Within the records that follow, find every line containing the string "name". Copy those lines.

----- THE DATA

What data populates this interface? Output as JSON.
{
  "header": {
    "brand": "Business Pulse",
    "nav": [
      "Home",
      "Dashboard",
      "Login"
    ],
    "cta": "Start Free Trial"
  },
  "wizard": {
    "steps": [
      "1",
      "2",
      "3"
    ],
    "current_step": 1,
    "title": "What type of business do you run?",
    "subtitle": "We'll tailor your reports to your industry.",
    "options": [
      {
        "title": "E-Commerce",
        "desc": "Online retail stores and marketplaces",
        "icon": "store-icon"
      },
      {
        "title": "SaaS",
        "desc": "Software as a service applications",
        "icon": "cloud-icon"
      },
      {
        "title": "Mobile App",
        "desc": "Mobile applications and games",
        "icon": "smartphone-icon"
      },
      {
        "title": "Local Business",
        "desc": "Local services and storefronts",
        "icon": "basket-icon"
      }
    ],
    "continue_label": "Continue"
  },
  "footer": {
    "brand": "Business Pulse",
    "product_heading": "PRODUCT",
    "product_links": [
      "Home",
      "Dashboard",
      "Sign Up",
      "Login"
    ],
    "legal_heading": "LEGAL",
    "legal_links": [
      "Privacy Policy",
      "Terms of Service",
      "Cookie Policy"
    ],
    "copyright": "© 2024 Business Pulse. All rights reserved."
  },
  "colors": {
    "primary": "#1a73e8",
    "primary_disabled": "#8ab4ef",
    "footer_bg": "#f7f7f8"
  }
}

----------
----- THE DATA

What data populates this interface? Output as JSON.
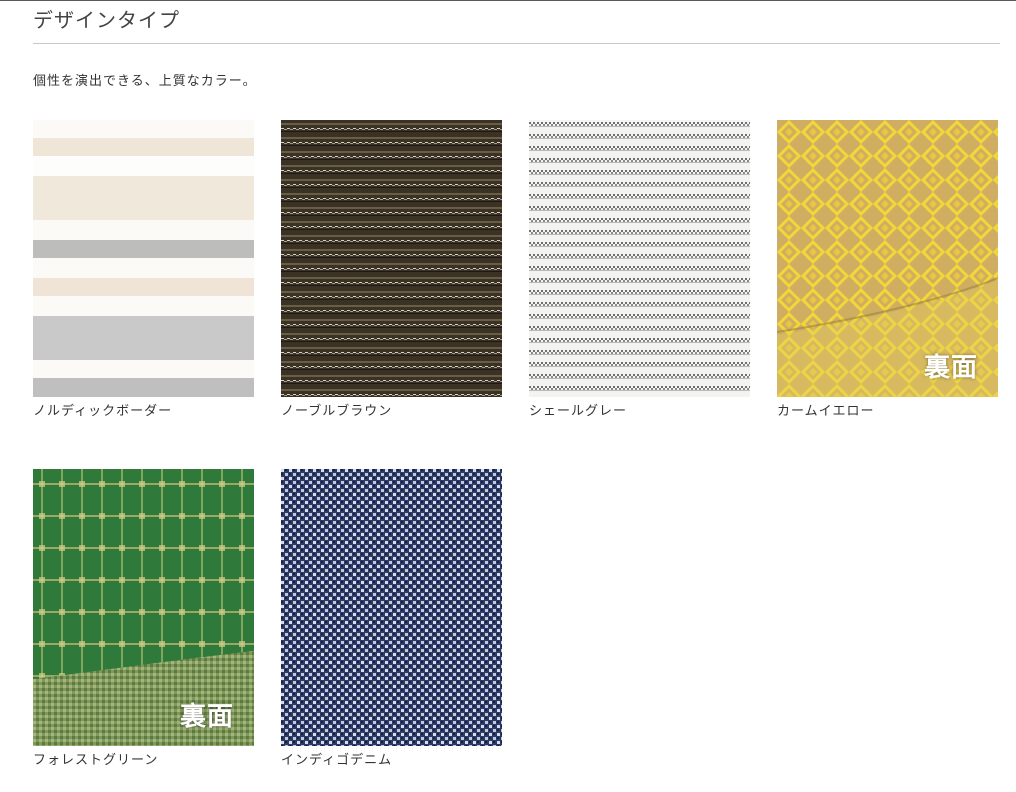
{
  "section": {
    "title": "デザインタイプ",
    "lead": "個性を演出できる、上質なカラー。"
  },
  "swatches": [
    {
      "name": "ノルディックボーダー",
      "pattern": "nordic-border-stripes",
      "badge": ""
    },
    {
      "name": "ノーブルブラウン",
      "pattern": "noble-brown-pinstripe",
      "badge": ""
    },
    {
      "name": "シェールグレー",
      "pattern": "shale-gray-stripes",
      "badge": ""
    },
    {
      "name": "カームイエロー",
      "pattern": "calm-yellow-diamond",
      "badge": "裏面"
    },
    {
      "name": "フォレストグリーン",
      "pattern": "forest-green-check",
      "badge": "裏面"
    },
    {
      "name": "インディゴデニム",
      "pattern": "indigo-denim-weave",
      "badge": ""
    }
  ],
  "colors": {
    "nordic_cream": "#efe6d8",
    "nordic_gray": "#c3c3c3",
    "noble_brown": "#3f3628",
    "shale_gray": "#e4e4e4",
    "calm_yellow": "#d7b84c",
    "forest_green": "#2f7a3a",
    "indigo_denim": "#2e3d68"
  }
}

----------

## RESPONSE BELOW:
      "name": "ノルディックボーダー",
      "name": "ノーブルブラウン",
      "name": "シェールグレー",
      "name": "カームイエロー",
      "name": "フォレストグリーン",
      "name": "インディゴデニム",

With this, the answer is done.